(Figure collection entries)
┌──

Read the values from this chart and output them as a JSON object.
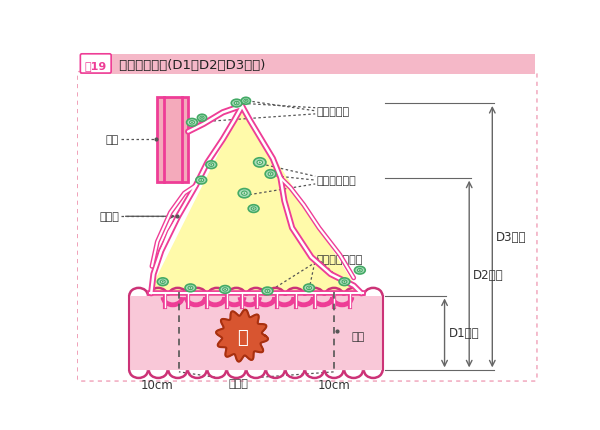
{
  "title_fig": "図19",
  "title_main": " リンパ節郭清(D1，D2，D3郭清)",
  "bg_color": "#FFFFFF",
  "frame_color": "#F0A0B8",
  "title_bar_color": "#F5B8C8",
  "main_pink": "#EE3D96",
  "light_pink": "#F9C8D8",
  "yellow_fill": "#FFFAAA",
  "green_node_fill": "#AADDBB",
  "green_node_edge": "#44AA66",
  "red_tumor": "#D85530",
  "intestine_pink": "#F9C8D8",
  "dim_line_color": "#666666",
  "ann_line_color": "#555555",
  "label_color": "#333333",
  "labels": {
    "kekkan": "血管",
    "shu": "主リンパ節",
    "chukan": "中間リンパ節",
    "chyokanmaku": "腸間膜",
    "chyokanpo": "腸管傍リンパ節",
    "chyokan": "腸管",
    "kessen": "切除線",
    "d1": "D1郭清",
    "d2": "D2郭清",
    "d3": "D3郭清",
    "10cm": "10cm",
    "cancer": "癌"
  },
  "font_family": "IPAexGothic"
}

└──

ACTIVITY >>
Each record must be quoted in full and exactly. Do not include the pictures.

RESULT BELOW >>
Read the values from this chart and output them as a JSON object.
{
  "title_fig": "図19",
  "title_main": " リンパ節郭清(D1，D2，D3郭清)",
  "bg_color": "#FFFFFF",
  "frame_color": "#F0A0B8",
  "title_bar_color": "#F5B8C8",
  "main_pink": "#EE3D96",
  "light_pink": "#F9C8D8",
  "yellow_fill": "#FFFAAA",
  "green_node_fill": "#AADDBB",
  "green_node_edge": "#44AA66",
  "red_tumor": "#D85530",
  "intestine_pink": "#F9C8D8",
  "dim_line_color": "#666666",
  "ann_line_color": "#555555",
  "label_color": "#333333",
  "labels": {
    "kekkan": "血管",
    "shu": "主リンパ節",
    "chukan": "中間リンパ節",
    "chyokanmaku": "腸間膜",
    "chyokanpo": "腸管傍リンパ節",
    "chyokan": "腸管",
    "kessen": "切除線",
    "d1": "D1郭清",
    "d2": "D2郭清",
    "d3": "D3郭清",
    "10cm": "10cm",
    "cancer": "癌"
  },
  "font_family": "IPAexGothic"
}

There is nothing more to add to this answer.